• Your instructions:
Exact repetition of every entry is required.

• Dataset items:
-----
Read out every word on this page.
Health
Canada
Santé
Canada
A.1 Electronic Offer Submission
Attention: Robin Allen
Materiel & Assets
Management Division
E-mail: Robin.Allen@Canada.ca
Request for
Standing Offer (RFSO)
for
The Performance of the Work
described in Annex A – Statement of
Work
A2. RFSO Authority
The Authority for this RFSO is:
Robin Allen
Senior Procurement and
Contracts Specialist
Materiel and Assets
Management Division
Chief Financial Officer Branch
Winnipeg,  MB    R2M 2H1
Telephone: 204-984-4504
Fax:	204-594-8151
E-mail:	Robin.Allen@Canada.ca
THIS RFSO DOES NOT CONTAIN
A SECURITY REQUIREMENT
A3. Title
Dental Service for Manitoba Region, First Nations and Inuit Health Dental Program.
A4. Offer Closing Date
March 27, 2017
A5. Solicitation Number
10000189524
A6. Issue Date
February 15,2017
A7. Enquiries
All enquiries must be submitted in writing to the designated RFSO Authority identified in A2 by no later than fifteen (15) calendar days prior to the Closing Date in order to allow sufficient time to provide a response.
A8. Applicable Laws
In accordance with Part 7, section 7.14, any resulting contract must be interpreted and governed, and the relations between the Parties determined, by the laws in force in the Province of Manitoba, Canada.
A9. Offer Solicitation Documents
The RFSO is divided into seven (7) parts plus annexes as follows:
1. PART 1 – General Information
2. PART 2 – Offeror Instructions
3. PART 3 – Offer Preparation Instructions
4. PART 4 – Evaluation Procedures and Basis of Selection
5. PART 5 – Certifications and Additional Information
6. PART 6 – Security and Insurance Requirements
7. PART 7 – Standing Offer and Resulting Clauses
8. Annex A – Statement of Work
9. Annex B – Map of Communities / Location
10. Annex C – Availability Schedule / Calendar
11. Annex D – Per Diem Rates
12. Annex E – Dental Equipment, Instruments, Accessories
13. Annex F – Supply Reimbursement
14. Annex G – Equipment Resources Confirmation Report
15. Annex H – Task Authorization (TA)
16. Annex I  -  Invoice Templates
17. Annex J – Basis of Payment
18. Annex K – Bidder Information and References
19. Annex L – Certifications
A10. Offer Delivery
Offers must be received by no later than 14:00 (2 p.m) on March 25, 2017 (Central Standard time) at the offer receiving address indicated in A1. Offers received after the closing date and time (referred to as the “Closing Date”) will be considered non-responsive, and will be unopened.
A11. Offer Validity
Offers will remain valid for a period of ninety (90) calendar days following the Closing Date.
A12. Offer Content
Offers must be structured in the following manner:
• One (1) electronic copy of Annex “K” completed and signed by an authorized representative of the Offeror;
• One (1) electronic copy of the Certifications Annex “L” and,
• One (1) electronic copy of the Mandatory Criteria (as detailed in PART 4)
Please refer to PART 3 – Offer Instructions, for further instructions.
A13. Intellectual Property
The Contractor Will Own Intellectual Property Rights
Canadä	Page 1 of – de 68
-----
• Task output:
Read out every word on this page.
Health
Canada
Santé
Canada
A.1 Electronic Offer Submission
Attention: Robin Allen
Materiel & Assets
Management Division
E-mail: Robin.Allen@Canada.ca
Request for
Standing Offer (RFSO)
for
The Performance of the Work
described in Annex A – Statement of
Work
A2. RFSO Authority
The Authority for this RFSO is:
Robin Allen
Senior Procurement and
Contracts Specialist
Materiel and Assets
Management Division
Chief Financial Officer Branch
Winnipeg,  MB    R2M 2H1
Telephone: 204-984-4504
Fax:	204-594-8151
E-mail:	Robin.Allen@Canada.ca
THIS RFSO DOES NOT CONTAIN
A SECURITY REQUIREMENT
A3. Title
Dental Service for Manitoba Region, First Nations and Inuit Health Dental Program.
A4. Offer Closing Date
March 27, 2017
A5. Solicitation Number
10000189524
A6. Issue Date
February 15,2017
A7. Enquiries
All enquiries must be submitted in writing to the designated RFSO Authority identified in A2 by no later than fifteen (15) calendar days prior to the Closing Date in order to allow sufficient time to provide a response.
A8. Applicable Laws
In accordance with Part 7, section 7.14, any resulting contract must be interpreted and governed, and the relations between the Parties determined, by the laws in force in the Province of Manitoba, Canada.
A9. Offer Solicitation Documents
The RFSO is divided into seven (7) parts plus annexes as follows:
1. PART 1 – General Information
2. PART 2 – Offeror Instructions
3. PART 3 – Offer Preparation Instructions
4. PART 4 – Evaluation Procedures and Basis of Selection
5. PART 5 – Certifications and Additional Information
6. PART 6 – Security and Insurance Requirements
7. PART 7 – Standing Offer and Resulting Clauses
8. Annex A – Statement of Work
9. Annex B – Map of Communities / Location
10. Annex C – Availability Schedule / Calendar
11. Annex D – Per Diem Rates
12. Annex E – Dental Equipment, Instruments, Accessories
13. Annex F – Supply Reimbursement
14. Annex G – Equipment Resources Confirmation Report
15. Annex H – Task Authorization (TA)
16. Annex I  -  Invoice Templates
17. Annex J – Basis of Payment
18. Annex K – Bidder Information and References
19. Annex L – Certifications
A10. Offer Delivery
Offers must be received by no later than 14:00 (2 p.m) on March 25, 2017 (Central Standard time) at the offer receiving address indicated in A1. Offers received after the closing date and time (referred to as the “Closing Date”) will be considered non-responsive, and will be unopened.
A11. Offer Validity
Offers will remain valid for a period of ninety (90) calendar days following the Closing Date.
A12. Offer Content
Offers must be structured in the following manner:
• One (1) electronic copy of Annex “K” completed and signed by an authorized representative of the Offeror;
• One (1) electronic copy of the Certifications Annex “L” and,
• One (1) electronic copy of the Mandatory Criteria (as detailed in PART 4)
Please refer to PART 3 – Offer Instructions, for further instructions.
A13. Intellectual Property
The Contractor Will Own Intellectual Property Rights
Canadä	Page 1 of – de 68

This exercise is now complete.